▶ _What is expected_: Read the listing and extract each line that includes the word "Della".

Data records:

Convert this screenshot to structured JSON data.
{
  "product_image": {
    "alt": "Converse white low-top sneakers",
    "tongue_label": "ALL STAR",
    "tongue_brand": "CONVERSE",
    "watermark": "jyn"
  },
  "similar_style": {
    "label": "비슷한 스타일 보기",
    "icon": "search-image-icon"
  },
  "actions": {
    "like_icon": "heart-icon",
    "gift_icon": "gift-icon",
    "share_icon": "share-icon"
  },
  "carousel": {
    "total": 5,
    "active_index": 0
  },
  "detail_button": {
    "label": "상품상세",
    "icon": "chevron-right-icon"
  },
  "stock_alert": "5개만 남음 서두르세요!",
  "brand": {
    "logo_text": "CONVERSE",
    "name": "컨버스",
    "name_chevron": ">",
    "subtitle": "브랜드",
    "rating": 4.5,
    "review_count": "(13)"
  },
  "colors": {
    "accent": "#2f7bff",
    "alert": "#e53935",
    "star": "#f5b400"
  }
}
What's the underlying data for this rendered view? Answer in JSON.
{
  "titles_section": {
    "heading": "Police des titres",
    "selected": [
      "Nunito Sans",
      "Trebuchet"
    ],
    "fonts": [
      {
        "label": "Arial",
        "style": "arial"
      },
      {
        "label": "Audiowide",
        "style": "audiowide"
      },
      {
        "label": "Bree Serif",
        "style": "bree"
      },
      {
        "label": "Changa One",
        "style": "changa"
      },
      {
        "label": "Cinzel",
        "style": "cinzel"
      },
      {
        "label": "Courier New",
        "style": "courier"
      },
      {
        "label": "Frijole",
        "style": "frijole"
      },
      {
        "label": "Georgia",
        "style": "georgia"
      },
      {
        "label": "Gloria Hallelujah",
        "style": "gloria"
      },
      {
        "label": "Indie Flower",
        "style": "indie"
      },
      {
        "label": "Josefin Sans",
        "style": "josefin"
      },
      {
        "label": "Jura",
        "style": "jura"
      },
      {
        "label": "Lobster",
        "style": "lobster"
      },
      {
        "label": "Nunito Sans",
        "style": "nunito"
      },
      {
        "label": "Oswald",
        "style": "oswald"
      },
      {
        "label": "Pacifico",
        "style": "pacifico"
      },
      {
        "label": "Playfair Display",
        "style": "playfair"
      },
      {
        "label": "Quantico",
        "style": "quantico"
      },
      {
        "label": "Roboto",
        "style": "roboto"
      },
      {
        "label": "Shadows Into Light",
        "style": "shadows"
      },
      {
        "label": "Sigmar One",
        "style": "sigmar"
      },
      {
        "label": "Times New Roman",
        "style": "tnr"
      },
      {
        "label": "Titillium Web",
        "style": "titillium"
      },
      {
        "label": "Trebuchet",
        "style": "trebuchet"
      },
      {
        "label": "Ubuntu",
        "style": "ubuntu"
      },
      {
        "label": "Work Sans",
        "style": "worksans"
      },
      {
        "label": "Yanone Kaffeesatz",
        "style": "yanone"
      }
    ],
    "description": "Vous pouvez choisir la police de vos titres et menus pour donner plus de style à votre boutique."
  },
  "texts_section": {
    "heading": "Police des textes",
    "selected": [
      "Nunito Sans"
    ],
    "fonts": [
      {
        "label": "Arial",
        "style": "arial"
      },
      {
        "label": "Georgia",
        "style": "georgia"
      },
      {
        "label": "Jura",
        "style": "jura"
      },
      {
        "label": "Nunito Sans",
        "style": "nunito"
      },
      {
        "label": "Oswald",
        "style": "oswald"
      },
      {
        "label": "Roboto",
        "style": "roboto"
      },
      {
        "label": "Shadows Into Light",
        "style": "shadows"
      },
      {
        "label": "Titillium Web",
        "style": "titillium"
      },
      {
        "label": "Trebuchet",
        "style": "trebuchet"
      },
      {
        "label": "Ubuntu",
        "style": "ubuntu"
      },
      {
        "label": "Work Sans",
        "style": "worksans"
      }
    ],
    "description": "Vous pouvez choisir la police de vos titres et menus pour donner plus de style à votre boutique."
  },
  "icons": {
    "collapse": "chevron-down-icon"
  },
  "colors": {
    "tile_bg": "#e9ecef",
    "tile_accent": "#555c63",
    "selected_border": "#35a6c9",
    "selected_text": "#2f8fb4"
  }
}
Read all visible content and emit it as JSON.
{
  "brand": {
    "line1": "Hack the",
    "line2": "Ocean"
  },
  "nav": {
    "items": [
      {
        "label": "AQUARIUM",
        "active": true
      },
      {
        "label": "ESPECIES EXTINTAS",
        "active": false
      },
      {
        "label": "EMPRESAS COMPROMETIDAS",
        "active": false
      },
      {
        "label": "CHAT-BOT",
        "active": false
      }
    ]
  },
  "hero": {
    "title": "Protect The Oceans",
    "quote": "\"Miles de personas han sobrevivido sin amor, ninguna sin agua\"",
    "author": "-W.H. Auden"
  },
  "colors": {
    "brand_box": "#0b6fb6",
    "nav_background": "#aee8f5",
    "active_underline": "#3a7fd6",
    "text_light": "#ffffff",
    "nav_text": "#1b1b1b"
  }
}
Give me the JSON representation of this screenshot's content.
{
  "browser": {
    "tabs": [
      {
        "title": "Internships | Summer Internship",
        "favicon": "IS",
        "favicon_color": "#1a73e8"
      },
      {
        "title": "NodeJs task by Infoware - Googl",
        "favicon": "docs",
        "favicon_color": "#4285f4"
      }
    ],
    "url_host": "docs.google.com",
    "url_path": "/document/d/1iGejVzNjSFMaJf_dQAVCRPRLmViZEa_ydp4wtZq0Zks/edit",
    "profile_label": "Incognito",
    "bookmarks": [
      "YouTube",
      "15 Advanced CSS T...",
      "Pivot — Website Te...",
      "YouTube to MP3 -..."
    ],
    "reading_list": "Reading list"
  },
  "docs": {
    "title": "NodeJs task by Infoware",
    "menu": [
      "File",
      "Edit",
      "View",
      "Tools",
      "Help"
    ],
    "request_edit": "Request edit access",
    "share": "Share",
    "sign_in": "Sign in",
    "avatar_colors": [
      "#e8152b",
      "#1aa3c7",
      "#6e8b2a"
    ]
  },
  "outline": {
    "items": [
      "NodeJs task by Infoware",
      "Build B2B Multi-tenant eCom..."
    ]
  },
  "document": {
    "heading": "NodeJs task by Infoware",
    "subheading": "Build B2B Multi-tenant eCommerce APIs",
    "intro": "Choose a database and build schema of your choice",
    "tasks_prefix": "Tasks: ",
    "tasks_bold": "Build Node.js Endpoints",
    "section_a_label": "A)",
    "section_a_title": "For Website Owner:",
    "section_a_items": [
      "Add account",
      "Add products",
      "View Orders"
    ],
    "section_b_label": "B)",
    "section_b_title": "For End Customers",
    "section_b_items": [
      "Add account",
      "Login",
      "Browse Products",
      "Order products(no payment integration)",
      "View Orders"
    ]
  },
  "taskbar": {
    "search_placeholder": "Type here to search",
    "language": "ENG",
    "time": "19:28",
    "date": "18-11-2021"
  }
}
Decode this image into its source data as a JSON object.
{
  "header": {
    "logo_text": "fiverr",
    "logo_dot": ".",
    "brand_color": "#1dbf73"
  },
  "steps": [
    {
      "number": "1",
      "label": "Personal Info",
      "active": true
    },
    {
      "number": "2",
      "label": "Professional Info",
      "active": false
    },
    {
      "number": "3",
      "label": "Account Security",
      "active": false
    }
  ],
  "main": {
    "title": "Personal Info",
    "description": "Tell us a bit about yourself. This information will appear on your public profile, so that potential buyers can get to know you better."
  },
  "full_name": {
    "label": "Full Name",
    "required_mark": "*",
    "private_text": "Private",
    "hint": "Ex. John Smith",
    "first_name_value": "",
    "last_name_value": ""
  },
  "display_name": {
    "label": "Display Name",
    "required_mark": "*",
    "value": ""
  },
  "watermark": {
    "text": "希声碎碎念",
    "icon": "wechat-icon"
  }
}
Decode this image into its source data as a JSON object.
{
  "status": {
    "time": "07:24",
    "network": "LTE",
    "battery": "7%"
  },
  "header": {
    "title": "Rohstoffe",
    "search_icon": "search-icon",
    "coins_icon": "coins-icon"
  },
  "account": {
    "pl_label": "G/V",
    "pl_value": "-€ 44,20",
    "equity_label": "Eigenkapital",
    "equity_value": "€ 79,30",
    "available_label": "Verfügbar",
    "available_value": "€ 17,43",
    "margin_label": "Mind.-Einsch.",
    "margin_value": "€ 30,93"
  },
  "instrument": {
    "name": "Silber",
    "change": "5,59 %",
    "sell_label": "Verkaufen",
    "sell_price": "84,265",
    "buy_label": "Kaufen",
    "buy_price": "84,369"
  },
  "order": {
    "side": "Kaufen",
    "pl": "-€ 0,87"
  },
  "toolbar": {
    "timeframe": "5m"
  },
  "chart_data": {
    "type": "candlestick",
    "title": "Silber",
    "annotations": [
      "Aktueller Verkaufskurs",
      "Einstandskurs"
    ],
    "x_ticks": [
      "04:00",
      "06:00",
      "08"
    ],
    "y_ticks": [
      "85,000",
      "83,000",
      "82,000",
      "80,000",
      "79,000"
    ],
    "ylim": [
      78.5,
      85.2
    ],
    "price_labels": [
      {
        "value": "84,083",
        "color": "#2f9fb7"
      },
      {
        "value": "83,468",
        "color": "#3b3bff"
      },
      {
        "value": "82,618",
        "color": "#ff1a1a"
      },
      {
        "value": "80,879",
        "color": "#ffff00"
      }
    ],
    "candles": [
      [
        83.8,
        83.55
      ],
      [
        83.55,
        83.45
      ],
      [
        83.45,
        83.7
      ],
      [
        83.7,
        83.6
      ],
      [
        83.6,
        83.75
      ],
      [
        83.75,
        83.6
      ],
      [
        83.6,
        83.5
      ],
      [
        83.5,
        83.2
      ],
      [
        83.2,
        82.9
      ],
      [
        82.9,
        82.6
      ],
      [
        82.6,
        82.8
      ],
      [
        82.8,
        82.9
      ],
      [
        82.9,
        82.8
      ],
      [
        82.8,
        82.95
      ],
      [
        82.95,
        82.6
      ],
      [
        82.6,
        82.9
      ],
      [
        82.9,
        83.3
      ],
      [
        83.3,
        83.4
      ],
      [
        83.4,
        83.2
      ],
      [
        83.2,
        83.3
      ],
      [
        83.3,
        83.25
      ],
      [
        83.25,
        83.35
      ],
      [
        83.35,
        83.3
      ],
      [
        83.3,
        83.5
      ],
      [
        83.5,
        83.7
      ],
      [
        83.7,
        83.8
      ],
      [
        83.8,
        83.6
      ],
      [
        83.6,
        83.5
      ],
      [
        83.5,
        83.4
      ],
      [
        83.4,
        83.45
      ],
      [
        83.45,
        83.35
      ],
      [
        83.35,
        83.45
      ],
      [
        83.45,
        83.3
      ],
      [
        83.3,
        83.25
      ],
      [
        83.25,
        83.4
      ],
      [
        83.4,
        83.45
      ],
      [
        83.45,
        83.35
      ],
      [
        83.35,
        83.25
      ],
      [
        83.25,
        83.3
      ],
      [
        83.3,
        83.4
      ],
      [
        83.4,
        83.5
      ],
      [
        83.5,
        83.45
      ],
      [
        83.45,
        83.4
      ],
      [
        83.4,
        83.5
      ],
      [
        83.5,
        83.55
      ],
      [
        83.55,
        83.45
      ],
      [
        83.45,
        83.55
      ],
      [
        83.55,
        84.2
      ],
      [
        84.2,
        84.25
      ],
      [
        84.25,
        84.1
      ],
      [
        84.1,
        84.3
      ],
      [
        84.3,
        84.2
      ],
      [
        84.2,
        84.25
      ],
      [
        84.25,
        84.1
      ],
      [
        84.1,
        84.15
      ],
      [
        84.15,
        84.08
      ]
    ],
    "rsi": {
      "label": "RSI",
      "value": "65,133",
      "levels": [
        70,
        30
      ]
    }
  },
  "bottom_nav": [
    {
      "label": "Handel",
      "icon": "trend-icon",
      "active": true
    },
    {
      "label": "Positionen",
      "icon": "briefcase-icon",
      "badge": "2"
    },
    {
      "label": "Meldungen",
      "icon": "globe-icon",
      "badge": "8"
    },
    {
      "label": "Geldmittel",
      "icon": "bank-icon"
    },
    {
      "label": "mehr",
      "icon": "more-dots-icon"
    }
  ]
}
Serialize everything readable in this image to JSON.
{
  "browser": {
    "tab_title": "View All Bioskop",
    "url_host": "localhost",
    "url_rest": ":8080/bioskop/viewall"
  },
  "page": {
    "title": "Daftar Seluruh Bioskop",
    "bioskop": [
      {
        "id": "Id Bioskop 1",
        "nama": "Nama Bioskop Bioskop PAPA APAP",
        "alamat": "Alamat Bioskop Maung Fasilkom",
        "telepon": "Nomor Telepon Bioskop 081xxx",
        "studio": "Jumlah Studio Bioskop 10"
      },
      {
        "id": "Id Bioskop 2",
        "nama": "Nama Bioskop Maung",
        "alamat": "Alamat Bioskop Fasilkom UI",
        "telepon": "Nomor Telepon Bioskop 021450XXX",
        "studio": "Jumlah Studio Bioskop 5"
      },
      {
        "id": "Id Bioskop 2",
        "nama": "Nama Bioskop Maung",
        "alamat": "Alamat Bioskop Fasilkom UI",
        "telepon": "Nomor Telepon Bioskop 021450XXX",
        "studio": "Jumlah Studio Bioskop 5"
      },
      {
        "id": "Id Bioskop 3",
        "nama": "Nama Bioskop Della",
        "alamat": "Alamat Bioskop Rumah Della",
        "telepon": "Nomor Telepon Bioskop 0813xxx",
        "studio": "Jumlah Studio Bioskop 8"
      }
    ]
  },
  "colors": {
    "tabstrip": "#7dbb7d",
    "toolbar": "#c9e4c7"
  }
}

▶ _The output_:
        "nama": "Nama Bioskop Della",
        "alamat": "Alamat Bioskop Rumah Della",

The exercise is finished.